## PAGE TEXT
——————————
Plas John Johnson Jr. was born on July 21, 1931 in Donaldsonville, Louisiana. Along with his pianist brother Ray, he first recorded as the Johnson Brothers in New Orleans in the late 1940s. He then toured with R&B singer Charles Brown and after military service moved to Los Angeles and began session recordings as a full-time musician. There he backed artists such as B. B. King and Johnny Otis as well as scores of other R&B performers.

An early supporter was Maxwell Davis, who hired him to take over his own parts so that he could concentrate on producing sessions for the Modern record label. Recruited by Capitol Records in the mid-1950s, Johnson also played on innumerable records by Peggy Lee, Nat King Cole, Frank Sinatra and others.
——————————
## TO-DO LIST
a) Which places does the Plas Johnson biography name?
b) According to the Plas Johnson biography, why did Maxwell Davis hire Johnson to take over his parts?
c) Extend the Plas Johnson biography, picking up after its final sentence.
——————————
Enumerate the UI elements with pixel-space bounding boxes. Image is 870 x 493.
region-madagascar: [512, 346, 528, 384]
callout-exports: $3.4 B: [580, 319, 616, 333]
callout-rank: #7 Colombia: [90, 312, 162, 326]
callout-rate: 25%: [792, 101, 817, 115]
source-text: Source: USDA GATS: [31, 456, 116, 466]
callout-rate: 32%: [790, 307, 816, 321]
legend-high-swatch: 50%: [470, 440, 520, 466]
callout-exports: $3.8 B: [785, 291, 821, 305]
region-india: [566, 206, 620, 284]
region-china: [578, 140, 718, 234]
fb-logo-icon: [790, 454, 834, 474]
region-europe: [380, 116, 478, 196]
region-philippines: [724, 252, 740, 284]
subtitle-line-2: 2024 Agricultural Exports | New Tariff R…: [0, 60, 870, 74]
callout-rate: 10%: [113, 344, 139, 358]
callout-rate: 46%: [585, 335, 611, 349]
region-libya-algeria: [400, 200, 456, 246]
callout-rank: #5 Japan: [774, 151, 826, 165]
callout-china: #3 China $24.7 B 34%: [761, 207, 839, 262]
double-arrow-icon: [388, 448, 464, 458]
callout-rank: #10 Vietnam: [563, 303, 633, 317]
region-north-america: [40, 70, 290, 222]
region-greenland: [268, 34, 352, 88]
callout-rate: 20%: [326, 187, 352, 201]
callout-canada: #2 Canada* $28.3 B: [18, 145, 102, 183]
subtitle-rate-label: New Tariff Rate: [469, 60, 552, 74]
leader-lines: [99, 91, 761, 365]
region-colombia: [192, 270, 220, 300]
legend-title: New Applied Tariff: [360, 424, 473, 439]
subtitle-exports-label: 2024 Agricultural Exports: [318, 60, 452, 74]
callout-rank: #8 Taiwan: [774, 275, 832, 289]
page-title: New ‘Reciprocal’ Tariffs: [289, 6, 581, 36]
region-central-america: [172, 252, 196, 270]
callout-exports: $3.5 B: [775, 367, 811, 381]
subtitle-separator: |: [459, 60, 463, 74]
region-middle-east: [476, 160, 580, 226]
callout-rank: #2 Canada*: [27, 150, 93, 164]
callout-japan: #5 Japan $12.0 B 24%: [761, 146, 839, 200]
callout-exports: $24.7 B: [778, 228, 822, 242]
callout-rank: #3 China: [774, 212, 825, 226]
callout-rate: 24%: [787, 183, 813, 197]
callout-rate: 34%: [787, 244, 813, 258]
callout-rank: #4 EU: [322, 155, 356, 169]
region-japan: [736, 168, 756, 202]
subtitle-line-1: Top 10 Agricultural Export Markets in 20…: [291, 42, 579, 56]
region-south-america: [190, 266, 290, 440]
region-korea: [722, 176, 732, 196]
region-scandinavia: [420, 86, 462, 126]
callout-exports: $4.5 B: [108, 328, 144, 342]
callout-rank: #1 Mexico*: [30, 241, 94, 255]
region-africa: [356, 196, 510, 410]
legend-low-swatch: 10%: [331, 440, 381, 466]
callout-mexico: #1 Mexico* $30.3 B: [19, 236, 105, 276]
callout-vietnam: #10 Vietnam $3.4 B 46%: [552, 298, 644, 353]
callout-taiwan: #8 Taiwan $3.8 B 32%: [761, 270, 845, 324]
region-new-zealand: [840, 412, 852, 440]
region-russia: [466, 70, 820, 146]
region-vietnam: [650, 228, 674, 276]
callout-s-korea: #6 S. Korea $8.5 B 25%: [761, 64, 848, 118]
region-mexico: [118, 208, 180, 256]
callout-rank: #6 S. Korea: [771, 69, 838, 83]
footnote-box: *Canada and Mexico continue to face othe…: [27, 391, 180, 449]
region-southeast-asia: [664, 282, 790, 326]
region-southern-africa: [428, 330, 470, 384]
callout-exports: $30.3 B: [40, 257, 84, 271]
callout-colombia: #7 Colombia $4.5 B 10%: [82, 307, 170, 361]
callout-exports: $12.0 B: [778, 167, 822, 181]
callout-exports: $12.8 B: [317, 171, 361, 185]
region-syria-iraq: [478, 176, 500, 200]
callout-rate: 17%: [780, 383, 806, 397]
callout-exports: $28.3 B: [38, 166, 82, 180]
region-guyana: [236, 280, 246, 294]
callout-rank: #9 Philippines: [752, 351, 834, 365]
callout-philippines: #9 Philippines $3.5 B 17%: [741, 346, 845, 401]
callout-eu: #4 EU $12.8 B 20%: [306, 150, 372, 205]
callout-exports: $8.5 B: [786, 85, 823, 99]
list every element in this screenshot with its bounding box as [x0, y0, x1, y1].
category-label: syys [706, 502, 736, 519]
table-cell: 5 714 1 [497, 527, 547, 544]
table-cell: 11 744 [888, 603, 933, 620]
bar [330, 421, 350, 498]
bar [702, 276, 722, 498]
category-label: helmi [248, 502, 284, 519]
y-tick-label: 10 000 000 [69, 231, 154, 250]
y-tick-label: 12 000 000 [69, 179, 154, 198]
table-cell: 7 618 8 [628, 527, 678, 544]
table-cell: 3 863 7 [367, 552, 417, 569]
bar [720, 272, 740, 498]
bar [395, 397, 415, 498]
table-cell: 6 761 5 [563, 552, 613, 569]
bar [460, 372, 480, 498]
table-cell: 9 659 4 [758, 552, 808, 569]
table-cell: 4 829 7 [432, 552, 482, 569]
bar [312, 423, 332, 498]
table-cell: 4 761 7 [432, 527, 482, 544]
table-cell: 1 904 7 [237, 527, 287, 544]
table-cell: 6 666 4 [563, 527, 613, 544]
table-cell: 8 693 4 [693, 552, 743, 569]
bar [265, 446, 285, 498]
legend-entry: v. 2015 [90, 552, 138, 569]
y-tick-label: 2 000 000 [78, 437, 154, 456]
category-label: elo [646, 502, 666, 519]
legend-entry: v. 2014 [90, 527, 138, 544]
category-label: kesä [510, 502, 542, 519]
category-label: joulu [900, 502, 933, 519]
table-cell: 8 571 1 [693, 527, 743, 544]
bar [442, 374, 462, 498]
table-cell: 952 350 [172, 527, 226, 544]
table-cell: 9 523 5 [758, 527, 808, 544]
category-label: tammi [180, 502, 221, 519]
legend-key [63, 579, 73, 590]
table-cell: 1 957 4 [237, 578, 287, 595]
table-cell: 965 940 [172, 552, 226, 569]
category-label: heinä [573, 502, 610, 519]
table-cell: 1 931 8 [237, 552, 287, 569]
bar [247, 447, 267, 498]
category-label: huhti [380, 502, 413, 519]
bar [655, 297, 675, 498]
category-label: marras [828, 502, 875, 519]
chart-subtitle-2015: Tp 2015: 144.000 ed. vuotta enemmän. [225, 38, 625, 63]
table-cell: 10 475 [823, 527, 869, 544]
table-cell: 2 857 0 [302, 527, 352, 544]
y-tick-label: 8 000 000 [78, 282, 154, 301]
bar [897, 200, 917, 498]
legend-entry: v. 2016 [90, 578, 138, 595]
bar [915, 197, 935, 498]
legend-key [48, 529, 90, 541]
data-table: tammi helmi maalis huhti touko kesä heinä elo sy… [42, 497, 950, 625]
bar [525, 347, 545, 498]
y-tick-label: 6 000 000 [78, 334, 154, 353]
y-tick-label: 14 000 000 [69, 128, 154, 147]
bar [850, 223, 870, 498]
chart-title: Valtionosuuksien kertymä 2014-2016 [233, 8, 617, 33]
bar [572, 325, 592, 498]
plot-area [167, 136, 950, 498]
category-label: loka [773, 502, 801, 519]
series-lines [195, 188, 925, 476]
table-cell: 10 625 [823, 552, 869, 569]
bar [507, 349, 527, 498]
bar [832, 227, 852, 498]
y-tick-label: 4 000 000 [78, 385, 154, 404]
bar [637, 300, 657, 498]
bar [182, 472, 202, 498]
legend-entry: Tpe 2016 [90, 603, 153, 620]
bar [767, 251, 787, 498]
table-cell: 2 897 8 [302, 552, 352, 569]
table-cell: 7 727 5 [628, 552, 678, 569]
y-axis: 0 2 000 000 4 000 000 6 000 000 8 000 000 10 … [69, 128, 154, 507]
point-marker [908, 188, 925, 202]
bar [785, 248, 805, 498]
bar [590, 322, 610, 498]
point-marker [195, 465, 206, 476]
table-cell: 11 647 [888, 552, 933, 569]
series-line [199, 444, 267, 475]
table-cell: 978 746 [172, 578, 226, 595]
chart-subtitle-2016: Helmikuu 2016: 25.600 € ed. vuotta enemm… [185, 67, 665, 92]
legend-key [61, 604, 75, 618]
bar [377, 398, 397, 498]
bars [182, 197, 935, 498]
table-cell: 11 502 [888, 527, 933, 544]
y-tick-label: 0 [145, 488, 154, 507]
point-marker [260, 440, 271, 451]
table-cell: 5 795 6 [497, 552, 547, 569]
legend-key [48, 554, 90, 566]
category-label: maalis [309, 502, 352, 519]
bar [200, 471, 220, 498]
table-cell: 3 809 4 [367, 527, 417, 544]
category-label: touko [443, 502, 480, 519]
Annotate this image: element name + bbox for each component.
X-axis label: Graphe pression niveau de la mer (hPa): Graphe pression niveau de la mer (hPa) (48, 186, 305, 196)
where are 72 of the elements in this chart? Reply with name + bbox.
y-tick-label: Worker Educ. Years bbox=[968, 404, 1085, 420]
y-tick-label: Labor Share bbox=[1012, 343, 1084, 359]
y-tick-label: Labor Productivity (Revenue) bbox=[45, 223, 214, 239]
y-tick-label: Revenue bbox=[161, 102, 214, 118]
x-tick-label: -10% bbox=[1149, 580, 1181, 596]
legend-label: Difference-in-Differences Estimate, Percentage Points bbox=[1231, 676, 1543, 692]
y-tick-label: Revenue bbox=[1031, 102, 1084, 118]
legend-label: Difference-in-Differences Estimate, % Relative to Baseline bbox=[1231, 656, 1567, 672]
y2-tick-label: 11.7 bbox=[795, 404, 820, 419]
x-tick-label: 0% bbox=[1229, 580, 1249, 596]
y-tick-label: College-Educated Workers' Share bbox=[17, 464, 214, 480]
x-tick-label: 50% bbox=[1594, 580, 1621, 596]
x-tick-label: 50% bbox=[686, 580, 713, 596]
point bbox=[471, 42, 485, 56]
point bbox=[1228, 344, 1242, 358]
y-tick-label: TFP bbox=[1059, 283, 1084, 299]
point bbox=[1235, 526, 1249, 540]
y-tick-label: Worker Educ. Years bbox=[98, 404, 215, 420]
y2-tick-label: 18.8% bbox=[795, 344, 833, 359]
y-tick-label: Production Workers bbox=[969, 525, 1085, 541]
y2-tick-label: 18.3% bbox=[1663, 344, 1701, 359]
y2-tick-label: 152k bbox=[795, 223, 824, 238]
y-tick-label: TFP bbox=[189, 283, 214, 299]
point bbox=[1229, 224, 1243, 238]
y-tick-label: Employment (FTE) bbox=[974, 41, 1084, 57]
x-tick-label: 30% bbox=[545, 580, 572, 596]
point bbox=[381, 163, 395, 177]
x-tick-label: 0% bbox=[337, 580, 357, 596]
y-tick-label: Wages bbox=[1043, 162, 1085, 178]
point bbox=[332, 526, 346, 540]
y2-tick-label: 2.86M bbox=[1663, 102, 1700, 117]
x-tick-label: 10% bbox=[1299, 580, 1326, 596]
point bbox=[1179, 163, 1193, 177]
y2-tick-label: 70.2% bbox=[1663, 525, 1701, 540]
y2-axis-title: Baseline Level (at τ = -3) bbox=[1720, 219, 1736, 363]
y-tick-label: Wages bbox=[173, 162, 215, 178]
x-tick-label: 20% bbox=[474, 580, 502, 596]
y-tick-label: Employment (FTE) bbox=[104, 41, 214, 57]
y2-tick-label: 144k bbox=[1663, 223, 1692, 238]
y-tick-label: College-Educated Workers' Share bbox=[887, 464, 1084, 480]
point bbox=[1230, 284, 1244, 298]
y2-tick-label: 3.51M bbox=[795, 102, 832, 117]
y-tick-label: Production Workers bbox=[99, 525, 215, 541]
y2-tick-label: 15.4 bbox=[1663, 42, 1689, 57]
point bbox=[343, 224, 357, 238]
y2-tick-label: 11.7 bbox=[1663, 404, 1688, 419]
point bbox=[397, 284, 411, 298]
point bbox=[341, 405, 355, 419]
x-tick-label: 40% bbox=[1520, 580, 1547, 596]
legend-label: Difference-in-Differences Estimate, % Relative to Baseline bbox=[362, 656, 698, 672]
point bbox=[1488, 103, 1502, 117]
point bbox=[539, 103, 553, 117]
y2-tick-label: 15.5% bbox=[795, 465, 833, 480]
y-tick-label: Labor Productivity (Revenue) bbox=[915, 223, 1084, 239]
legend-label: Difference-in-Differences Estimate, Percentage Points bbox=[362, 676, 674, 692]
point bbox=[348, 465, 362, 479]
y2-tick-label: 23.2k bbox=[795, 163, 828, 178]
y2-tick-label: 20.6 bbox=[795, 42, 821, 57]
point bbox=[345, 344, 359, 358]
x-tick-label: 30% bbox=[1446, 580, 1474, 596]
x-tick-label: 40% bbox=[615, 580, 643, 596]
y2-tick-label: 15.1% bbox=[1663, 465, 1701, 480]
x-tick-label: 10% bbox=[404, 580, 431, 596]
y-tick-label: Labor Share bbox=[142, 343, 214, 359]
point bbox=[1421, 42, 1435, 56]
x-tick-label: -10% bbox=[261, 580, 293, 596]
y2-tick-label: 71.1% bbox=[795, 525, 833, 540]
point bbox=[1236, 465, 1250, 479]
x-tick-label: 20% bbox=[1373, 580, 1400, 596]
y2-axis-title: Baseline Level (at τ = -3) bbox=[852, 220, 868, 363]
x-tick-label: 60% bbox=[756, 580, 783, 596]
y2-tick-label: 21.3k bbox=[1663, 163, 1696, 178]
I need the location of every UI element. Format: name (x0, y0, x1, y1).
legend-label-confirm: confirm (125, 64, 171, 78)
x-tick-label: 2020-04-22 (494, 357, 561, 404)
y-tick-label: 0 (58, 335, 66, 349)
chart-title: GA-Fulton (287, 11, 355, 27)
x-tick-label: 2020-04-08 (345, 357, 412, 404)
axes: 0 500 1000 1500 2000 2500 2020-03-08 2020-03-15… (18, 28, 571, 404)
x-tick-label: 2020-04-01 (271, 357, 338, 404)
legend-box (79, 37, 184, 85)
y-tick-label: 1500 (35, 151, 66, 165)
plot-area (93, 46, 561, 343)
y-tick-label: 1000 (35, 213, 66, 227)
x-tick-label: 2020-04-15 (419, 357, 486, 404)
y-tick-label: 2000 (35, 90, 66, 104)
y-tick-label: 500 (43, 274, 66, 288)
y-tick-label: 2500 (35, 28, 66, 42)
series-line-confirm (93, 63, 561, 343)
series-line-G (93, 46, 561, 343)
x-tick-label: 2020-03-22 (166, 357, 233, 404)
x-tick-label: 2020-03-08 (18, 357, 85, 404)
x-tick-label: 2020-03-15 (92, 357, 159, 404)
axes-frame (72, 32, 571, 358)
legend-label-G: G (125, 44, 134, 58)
——————————
## SET OF ANSWERS
a) Donaldsonville, Louisiana; New Orleans; Los Angeles

b) Davis hired Johnson so that he could concentrate on producing sessions for the Modern record label.

c)
For the next twenty years Plas remained a leading session player averaging two sessions a day and playing everything from movie soundtracks to rock and roll singles, by such artists as Ricky Nelson, Bobby Vee, the Beach Boys and a number of instrumental groups.

By 1963, Johnson soloed for the television series The Odd Couple’s theme, recorded Ella Fitzgerald’s Jerome Kern, Harold Arlen and Johnny Mercer Songbooks; and worked with Motown playing with the likes of Marvin Gaye and The Supremes.

In 1970, Johnson joined the studio band of the Merv Griffin Show while playing with a number of jazz and swing bands of the period. The soul-jazz and hard bop tenor saxophonist is probably most widely known for his solo on Henry Mancini’s “The Pink Panther Theme”. He continues to record and perform, particularly at jazz festivals.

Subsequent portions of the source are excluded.